**Problem requirements:** Every record must be transcribed in its entirety, apart from the images, which are to be omitted.

::: Listed entries

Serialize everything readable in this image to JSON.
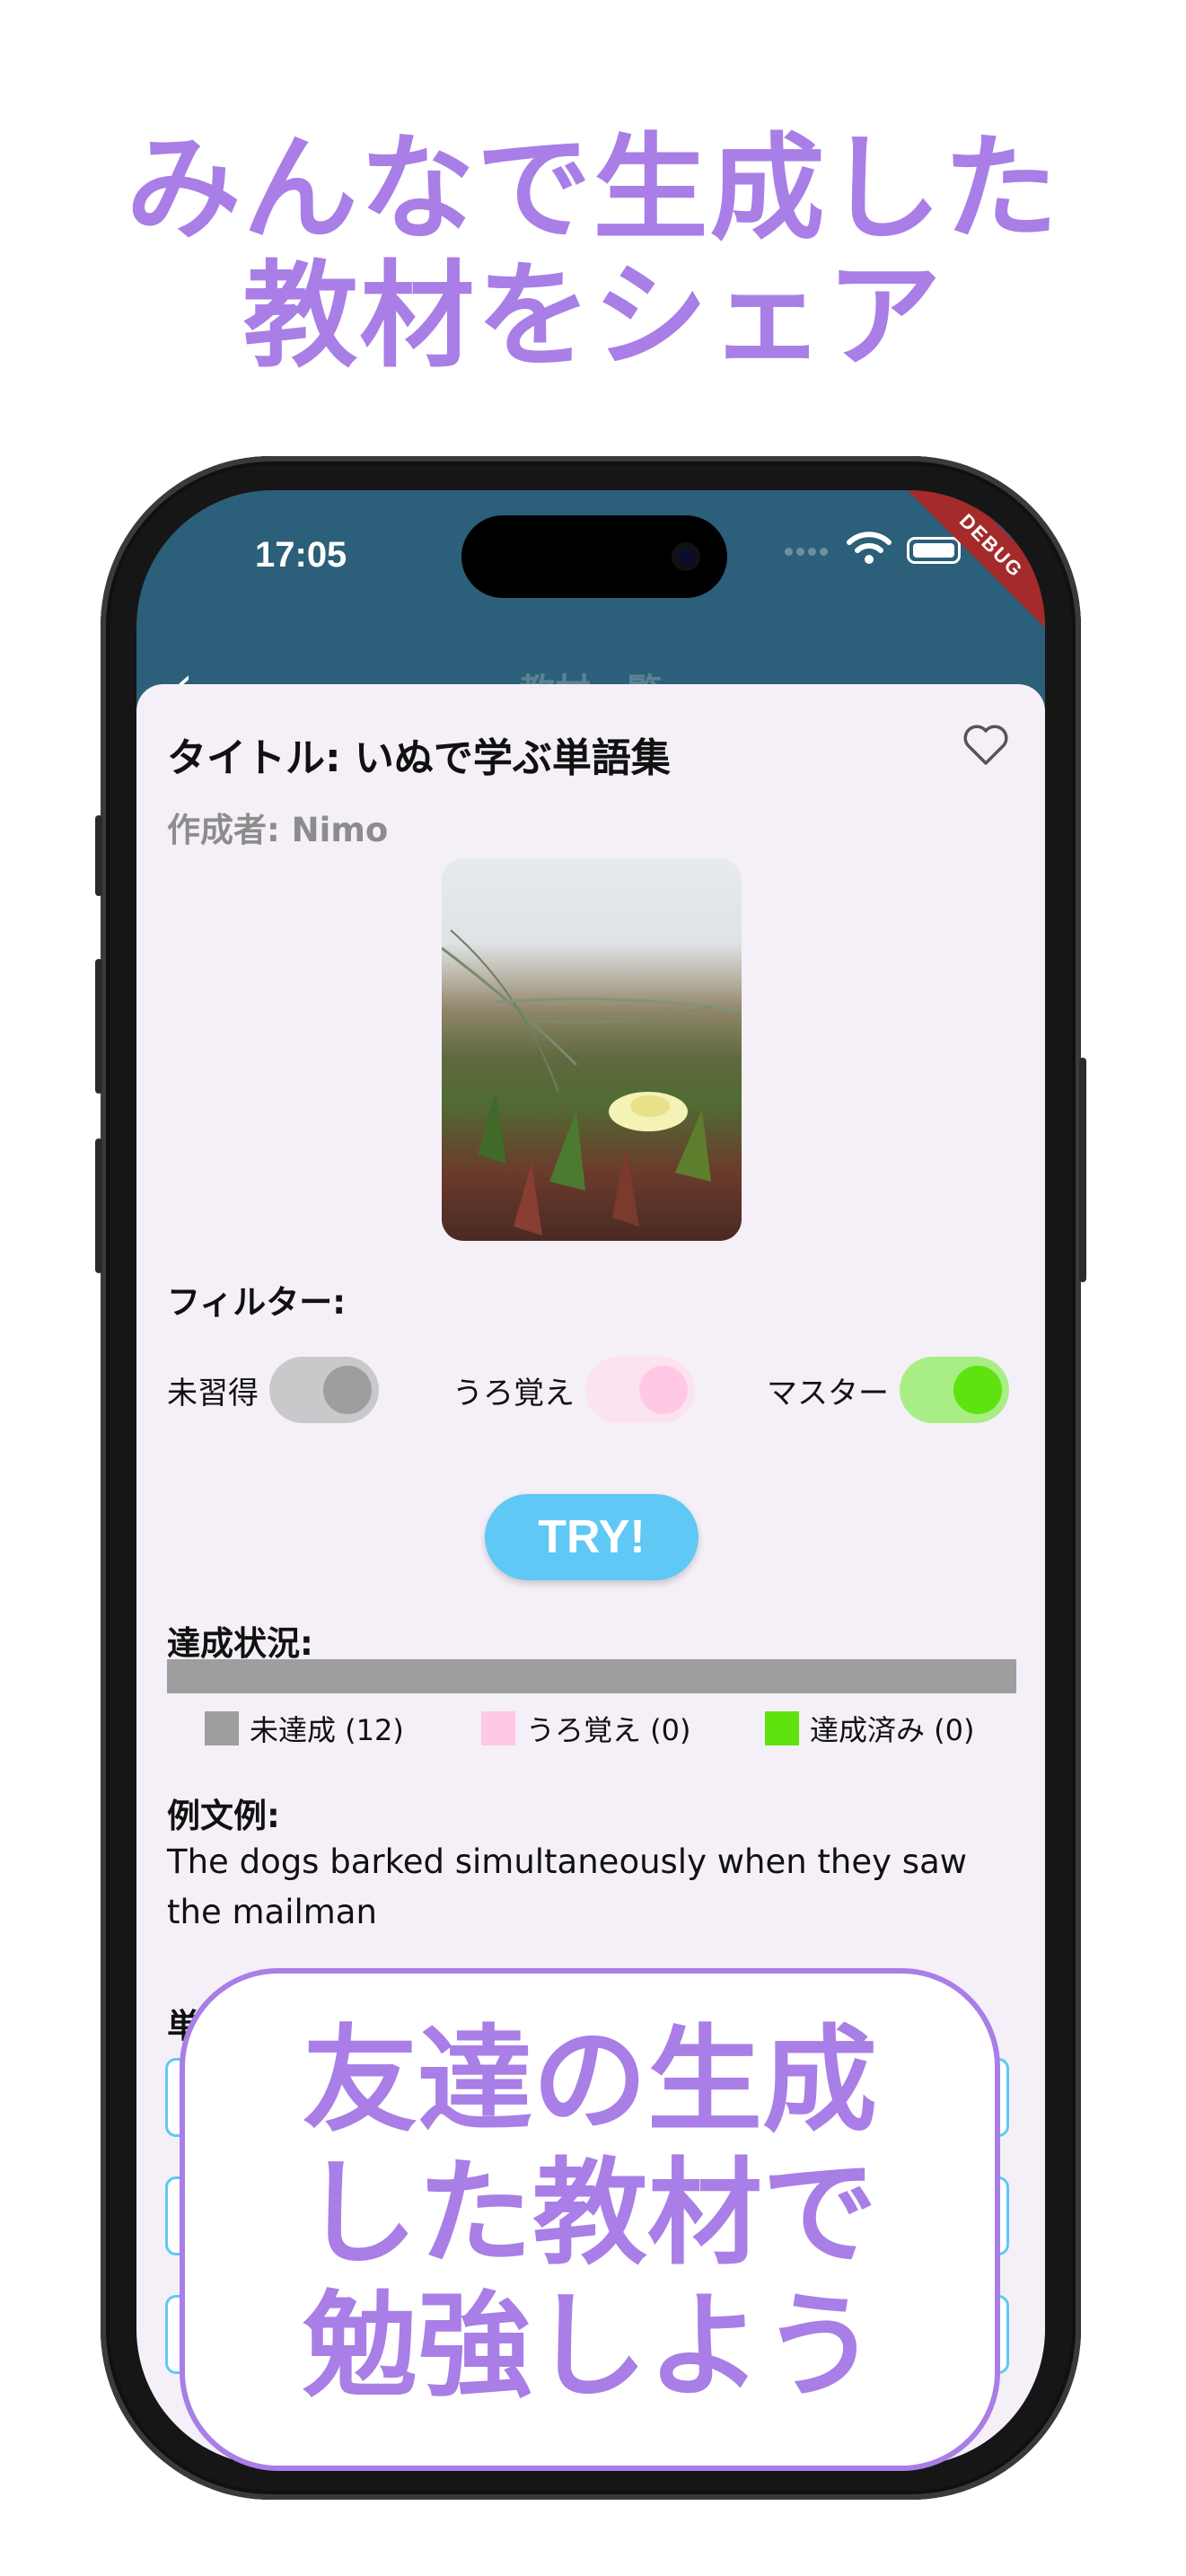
{
  "promo": {
    "headline_line1": "みんなで生成した",
    "headline_line2": "教材をシェア",
    "callout_line1": "友達の生成",
    "callout_line2": "した教材で",
    "callout_line3": "勉強しよう",
    "accent_color": "#a97ee6"
  },
  "status_bar": {
    "time": "17:05",
    "debug_banner": "DEBUG"
  },
  "nav": {
    "back_icon": "chevron-left-icon",
    "title": "教材一覧"
  },
  "material": {
    "title": "タイトル: いぬで学ぶ単語集",
    "author": "作成者: Nimo",
    "favorite_icon": "heart-outline-icon",
    "image_alt": "flower photo"
  },
  "filter": {
    "label": "フィルター:",
    "items": [
      {
        "label": "未習得",
        "on": true,
        "color": "#9e9e9e"
      },
      {
        "label": "うろ覚え",
        "on": true,
        "color": "#ffc8e4"
      },
      {
        "label": "マスター",
        "on": true,
        "color": "#5ee30e"
      }
    ]
  },
  "try_button": {
    "label": "TRY!",
    "color": "#5fc8f4"
  },
  "progress": {
    "label": "達成状況:",
    "unlearned_fraction": 1.0,
    "legend": [
      {
        "label": "未達成 (12)",
        "color": "#9e9e9e"
      },
      {
        "label": "うろ覚え (0)",
        "color": "#ffc8e4"
      },
      {
        "label": "達成済み (0)",
        "color": "#5ee30e"
      }
    ]
  },
  "example": {
    "label": "例文例:",
    "text": "The dogs barked simultaneously when they saw the mailman"
  },
  "words": {
    "label": "単語"
  }
}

::::::

**Output for this task:**
Serialize everything readable in this image to JSON.
{
  "promo": {
    "headline_line1": "みんなで生成した",
    "headline_line2": "教材をシェア",
    "callout_line1": "友達の生成",
    "callout_line2": "した教材で",
    "callout_line3": "勉強しよう",
    "accent_color": "#a97ee6"
  },
  "status_bar": {
    "time": "17:05",
    "debug_banner": "DEBUG"
  },
  "nav": {
    "back_icon": "chevron-left-icon",
    "title": "教材一覧"
  },
  "material": {
    "title": "タイトル: いぬで学ぶ単語集",
    "author": "作成者: Nimo",
    "favorite_icon": "heart-outline-icon",
    "image_alt": "flower photo"
  },
  "filter": {
    "label": "フィルター:",
    "items": [
      {
        "label": "未習得",
        "on": true,
        "color": "#9e9e9e"
      },
      {
        "label": "うろ覚え",
        "on": true,
        "color": "#ffc8e4"
      },
      {
        "label": "マスター",
        "on": true,
        "color": "#5ee30e"
      }
    ]
  },
  "try_button": {
    "label": "TRY!",
    "color": "#5fc8f4"
  },
  "progress": {
    "label": "達成状況:",
    "unlearned_fraction": 1.0,
    "legend": [
      {
        "label": "未達成 (12)",
        "color": "#9e9e9e"
      },
      {
        "label": "うろ覚え (0)",
        "color": "#ffc8e4"
      },
      {
        "label": "達成済み (0)",
        "color": "#5ee30e"
      }
    ]
  },
  "example": {
    "label": "例文例:",
    "text": "The dogs barked simultaneously when they saw the mailman"
  },
  "words": {
    "label": "単語"
  }
}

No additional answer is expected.